=== TASK GOAL ===
Find the word "yang" in the data. Return every line where it appears.

=== RECORDS SUPPLIED ===
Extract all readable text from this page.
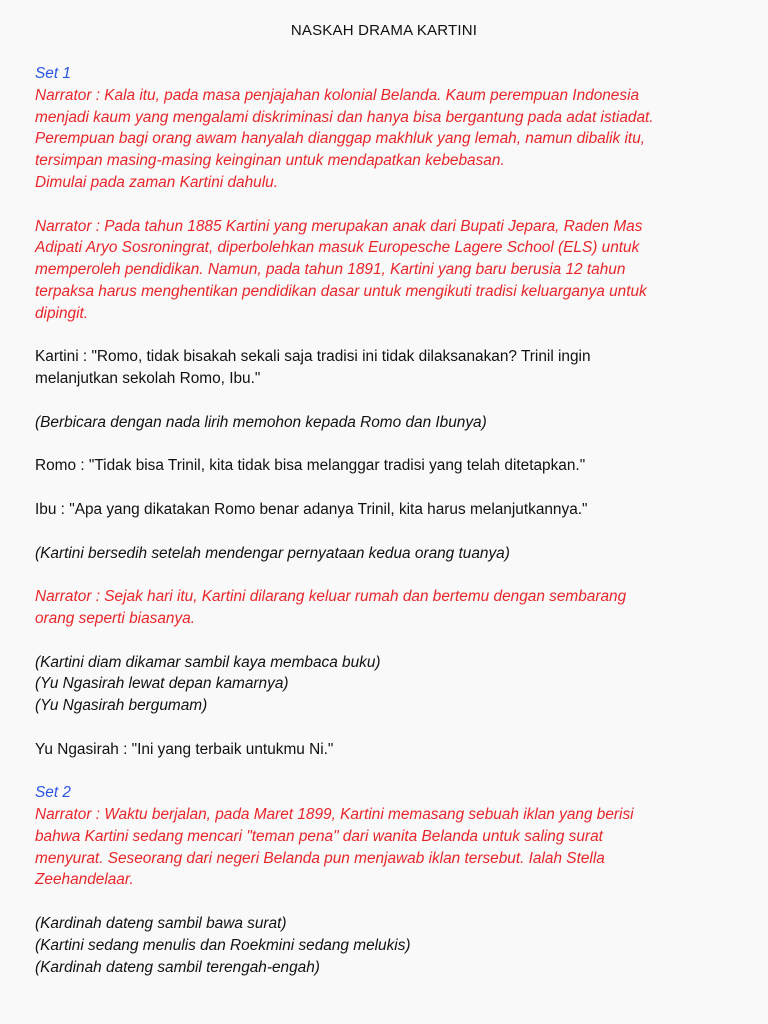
NASKAH DRAMA KARTINI
Set 1
Narrator : Kala itu, pada masa penjajahan kolonial Belanda. Kaum perempuan Indonesia
menjadi kaum yang mengalami diskriminasi dan hanya bisa bergantung pada adat istiadat.
Perempuan bagi orang awam hanyalah dianggap makhluk yang lemah, namun dibalik itu,
tersimpan masing-masing keinginan untuk mendapatkan kebebasan.
Dimulai pada zaman Kartini dahulu.
Narrator : Pada tahun 1885 Kartini yang merupakan anak dari Bupati Jepara, Raden Mas
Adipati Aryo Sosroningrat, diperbolehkan masuk Europesche Lagere School (ELS) untuk
memperoleh pendidikan. Namun, pada tahun 1891, Kartini yang baru berusia 12 tahun
terpaksa harus menghentikan pendidikan dasar untuk mengikuti tradisi keluarganya untuk
dipingit.
Kartini : "Romo, tidak bisakah sekali saja tradisi ini tidak dilaksanakan? Trinil ingin
melanjutkan sekolah Romo, Ibu."
(Berbicara dengan nada lirih memohon kepada Romo dan Ibunya)
Romo : "Tidak bisa Trinil, kita tidak bisa melanggar tradisi yang telah ditetapkan."
Ibu : "Apa yang dikatakan Romo benar adanya Trinil, kita harus melanjutkannya."
(Kartini bersedih setelah mendengar pernyataan kedua orang tuanya)
Narrator : Sejak hari itu, Kartini dilarang keluar rumah dan bertemu dengan sembarang
orang seperti biasanya.
(Kartini diam dikamar sambil kaya membaca buku)
(Yu Ngasirah lewat depan kamarnya)
(Yu Ngasirah bergumam)
Yu Ngasirah : "Ini yang terbaik untukmu Ni."
Set 2
Narrator : Waktu berjalan, pada Maret 1899, Kartini memasang sebuah iklan yang berisi
bahwa Kartini sedang mencari "teman pena" dari wanita Belanda untuk saling surat
menyurat. Seseorang dari negeri Belanda pun menjawab iklan tersebut. Ialah Stella
Zeehandelaar.
(Kardinah dateng sambil bawa surat)
(Kartini sedang menulis dan Roekmini sedang melukis)
(Kardinah dateng sambil terengah-engah)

=== RESULT OF THE EXERCISE ===
menjadi kaum yang mengalami diskriminasi dan hanya bisa bergantung pada adat istiadat.
Perempuan bagi orang awam hanyalah dianggap makhluk yang lemah, namun dibalik itu,
Narrator : Pada tahun 1885 Kartini yang merupakan anak dari Bupati Jepara, Raden Mas
memperoleh pendidikan. Namun, pada tahun 1891, Kartini yang baru berusia 12 tahun
Romo : "Tidak bisa Trinil, kita tidak bisa melanggar tradisi yang telah ditetapkan."
Ibu : "Apa yang dikatakan Romo benar adanya Trinil, kita harus melanjutkannya."
Yu Ngasirah : "Ini yang terbaik untukmu Ni."
Narrator : Waktu berjalan, pada Maret 1899, Kartini memasang sebuah iklan yang berisi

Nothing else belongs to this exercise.